REQUIRED ACTION:
Leave out every picture, then transcribe the rest of the listing exactly.

DATASET RECORDS:
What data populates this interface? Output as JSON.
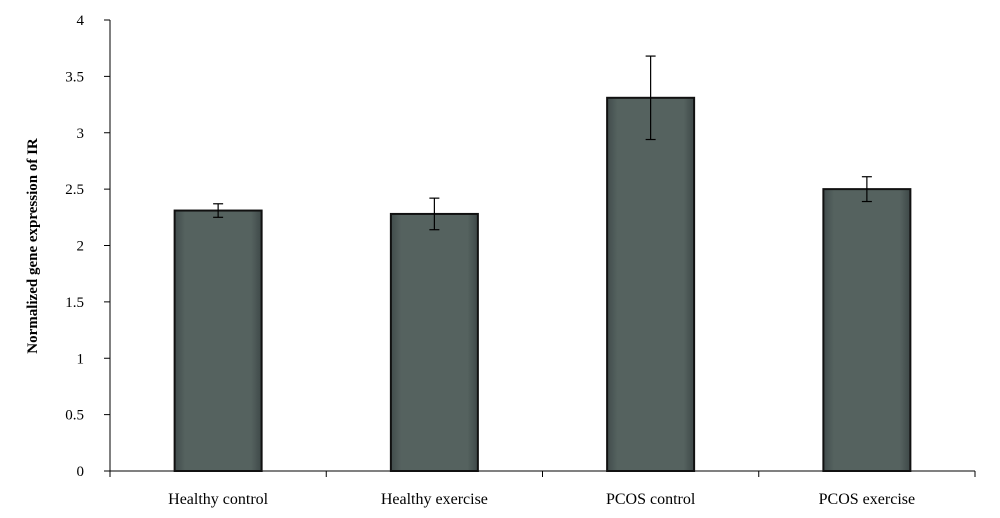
{
  "chart_data": {
    "type": "bar",
    "title": "",
    "xlabel": "",
    "ylabel": "Normalized gene expression of IR",
    "categories": [
      "Healthy control",
      "Healthy exercise",
      "PCOS control",
      "PCOS exercise"
    ],
    "values": [
      2.31,
      2.28,
      3.31,
      2.5
    ],
    "errors": [
      0.06,
      0.14,
      0.37,
      0.11
    ],
    "ylim": [
      0,
      4
    ],
    "yticks": [
      "0",
      "0.5",
      "1",
      "1.5",
      "2",
      "2.5",
      "3",
      "3.5",
      "4"
    ],
    "grid": false,
    "legend": "none",
    "bar_color": "#505d5d"
  }
}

WRITTEN ANSWER:
What data populates this interface? Output as JSON.
{
  "chart_data": {
    "type": "bar",
    "title": "",
    "xlabel": "",
    "ylabel": "Normalized gene expression of IR",
    "categories": [
      "Healthy control",
      "Healthy exercise",
      "PCOS control",
      "PCOS exercise"
    ],
    "values": [
      2.31,
      2.28,
      3.31,
      2.5
    ],
    "errors": [
      0.06,
      0.14,
      0.37,
      0.11
    ],
    "ylim": [
      0,
      4
    ],
    "yticks": [
      "0",
      "0.5",
      "1",
      "1.5",
      "2",
      "2.5",
      "3",
      "3.5",
      "4"
    ],
    "grid": false,
    "legend": "none",
    "bar_color": "#505d5d"
  }
}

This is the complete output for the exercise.